**TASK PROMPT**
Look through the data below. Collect every line where the word "BARBACOA" occurs.

**DATA PROVIDED**
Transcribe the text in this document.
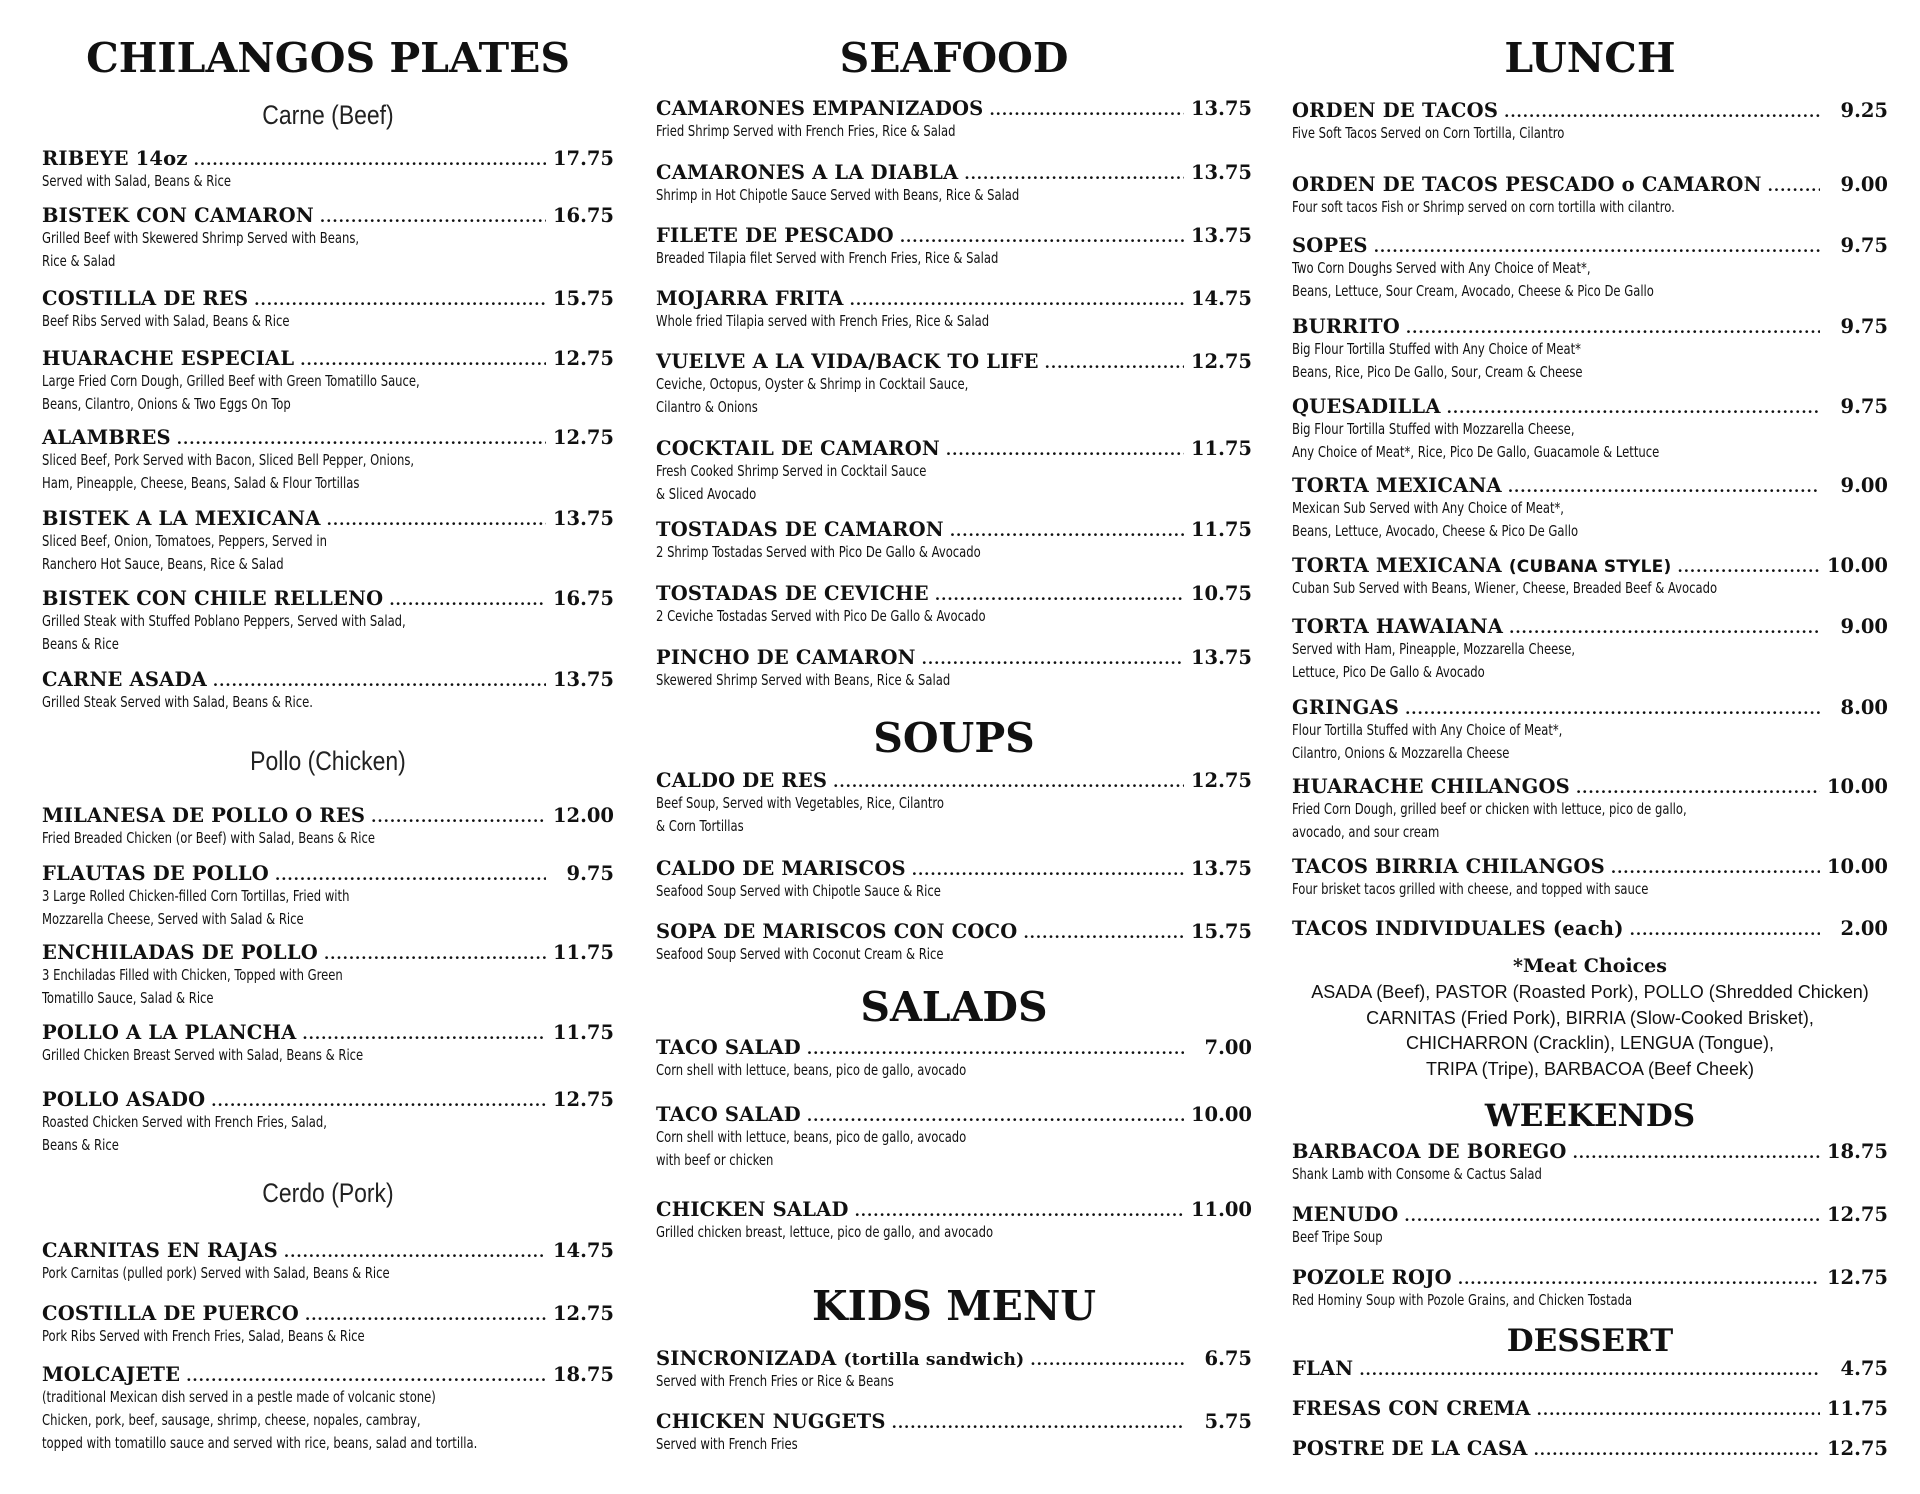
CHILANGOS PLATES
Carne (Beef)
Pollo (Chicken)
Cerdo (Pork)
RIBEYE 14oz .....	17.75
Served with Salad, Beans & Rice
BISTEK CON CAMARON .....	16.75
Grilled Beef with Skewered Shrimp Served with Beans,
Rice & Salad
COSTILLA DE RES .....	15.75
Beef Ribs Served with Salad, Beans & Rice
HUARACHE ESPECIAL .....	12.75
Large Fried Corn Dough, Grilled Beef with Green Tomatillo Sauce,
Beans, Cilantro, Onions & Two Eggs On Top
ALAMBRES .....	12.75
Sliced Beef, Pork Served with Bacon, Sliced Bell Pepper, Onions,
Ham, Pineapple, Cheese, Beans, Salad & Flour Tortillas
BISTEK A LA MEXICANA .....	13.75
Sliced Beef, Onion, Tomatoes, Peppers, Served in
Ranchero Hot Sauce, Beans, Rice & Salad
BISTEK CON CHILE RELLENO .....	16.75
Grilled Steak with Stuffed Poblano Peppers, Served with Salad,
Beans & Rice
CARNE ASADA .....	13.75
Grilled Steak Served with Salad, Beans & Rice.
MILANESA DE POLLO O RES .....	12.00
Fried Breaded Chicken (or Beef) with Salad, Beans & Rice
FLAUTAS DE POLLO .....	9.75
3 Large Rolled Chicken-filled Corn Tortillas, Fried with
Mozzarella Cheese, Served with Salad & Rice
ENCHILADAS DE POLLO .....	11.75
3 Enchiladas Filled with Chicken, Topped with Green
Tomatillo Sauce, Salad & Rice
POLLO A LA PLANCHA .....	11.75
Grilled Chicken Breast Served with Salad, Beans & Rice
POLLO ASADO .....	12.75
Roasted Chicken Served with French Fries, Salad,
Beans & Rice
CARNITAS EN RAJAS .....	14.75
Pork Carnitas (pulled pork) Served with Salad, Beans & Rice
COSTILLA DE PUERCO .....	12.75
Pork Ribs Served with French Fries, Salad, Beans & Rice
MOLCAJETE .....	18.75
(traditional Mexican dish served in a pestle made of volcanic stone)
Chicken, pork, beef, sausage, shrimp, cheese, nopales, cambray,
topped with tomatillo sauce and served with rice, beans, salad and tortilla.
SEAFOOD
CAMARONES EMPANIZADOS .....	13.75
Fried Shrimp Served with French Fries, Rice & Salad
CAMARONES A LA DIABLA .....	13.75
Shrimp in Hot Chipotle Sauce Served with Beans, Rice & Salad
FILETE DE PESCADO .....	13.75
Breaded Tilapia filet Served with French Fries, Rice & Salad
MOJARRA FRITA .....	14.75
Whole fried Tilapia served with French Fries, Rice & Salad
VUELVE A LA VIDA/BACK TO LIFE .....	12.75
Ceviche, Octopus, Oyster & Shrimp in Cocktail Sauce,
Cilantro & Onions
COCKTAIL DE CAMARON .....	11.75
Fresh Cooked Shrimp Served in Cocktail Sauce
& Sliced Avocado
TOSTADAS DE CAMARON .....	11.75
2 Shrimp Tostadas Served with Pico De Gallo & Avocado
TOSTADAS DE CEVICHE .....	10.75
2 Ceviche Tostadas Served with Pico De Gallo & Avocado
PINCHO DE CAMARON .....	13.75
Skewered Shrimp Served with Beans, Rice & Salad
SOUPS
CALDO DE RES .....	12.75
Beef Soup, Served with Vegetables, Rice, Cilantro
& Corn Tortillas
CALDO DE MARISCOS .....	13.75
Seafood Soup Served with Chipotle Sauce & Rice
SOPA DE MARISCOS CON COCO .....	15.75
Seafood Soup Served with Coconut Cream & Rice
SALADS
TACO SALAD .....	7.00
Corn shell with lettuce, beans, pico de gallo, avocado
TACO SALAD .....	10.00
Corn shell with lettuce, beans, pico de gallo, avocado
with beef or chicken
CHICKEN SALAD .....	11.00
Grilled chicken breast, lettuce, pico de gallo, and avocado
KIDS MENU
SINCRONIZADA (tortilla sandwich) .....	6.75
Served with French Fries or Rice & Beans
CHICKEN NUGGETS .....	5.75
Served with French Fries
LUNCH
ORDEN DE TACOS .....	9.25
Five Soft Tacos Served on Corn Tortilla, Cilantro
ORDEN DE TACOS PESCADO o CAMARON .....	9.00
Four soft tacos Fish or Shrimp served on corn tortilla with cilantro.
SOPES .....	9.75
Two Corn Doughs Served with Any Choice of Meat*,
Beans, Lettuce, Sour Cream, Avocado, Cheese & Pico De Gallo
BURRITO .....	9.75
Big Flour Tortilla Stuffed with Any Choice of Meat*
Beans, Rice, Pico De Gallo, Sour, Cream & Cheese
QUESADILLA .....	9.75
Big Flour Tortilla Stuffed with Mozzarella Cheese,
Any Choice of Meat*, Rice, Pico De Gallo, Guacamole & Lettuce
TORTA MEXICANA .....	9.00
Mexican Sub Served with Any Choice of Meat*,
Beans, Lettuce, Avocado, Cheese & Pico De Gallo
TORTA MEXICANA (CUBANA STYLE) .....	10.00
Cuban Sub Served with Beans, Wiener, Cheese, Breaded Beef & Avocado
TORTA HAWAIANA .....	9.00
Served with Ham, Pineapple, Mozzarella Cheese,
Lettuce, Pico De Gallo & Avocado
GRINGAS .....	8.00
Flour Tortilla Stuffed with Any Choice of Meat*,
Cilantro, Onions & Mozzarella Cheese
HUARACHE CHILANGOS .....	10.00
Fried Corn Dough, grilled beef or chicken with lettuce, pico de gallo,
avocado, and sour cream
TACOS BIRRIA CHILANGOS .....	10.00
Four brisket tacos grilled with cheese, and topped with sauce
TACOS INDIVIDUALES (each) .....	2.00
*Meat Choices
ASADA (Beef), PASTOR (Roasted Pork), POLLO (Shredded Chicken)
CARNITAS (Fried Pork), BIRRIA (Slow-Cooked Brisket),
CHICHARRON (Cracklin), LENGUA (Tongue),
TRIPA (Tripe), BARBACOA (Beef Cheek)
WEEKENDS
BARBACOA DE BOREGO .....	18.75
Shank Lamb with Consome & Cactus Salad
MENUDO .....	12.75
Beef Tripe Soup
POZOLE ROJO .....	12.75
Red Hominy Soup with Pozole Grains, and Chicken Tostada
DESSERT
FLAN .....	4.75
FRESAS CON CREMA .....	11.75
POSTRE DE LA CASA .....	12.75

==

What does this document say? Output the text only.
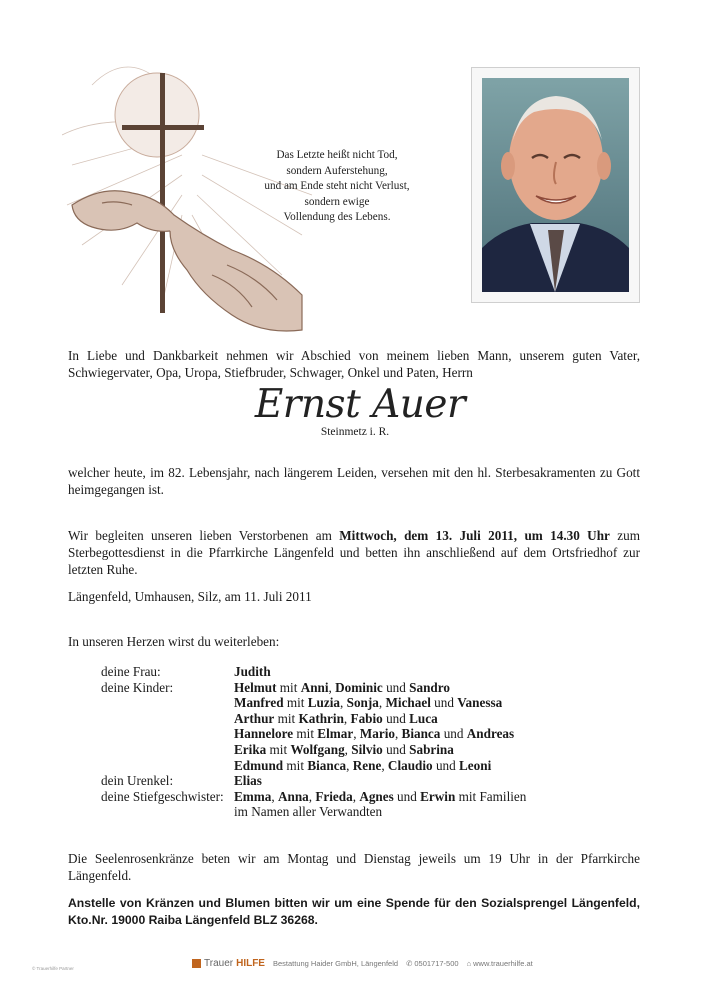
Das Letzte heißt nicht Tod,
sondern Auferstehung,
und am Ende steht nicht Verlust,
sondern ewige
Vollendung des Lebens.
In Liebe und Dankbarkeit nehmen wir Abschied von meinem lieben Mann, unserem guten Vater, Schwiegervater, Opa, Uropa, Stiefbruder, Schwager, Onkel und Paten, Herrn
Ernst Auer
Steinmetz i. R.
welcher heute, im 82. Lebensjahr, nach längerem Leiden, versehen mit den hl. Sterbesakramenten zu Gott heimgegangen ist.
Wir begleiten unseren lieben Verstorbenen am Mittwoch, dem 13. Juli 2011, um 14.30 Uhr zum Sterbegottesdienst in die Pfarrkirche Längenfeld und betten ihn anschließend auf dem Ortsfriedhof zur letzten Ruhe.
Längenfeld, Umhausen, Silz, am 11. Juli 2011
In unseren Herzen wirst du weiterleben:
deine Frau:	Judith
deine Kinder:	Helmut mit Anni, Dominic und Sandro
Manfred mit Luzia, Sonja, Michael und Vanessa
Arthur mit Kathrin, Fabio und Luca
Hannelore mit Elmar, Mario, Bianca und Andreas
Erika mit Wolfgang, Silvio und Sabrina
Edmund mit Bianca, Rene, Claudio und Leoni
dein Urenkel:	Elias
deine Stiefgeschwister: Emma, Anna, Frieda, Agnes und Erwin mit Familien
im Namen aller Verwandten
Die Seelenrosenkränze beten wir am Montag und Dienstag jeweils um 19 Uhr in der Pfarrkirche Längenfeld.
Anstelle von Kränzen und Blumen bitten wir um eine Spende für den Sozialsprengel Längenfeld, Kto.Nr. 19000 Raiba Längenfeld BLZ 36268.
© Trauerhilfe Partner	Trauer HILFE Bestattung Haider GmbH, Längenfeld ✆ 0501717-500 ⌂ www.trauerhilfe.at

**FINAL RESULT**
TRIPA (Tripe), BARBACOA (Beef Cheek)
BARBACOA DE BOREGO .....	18.75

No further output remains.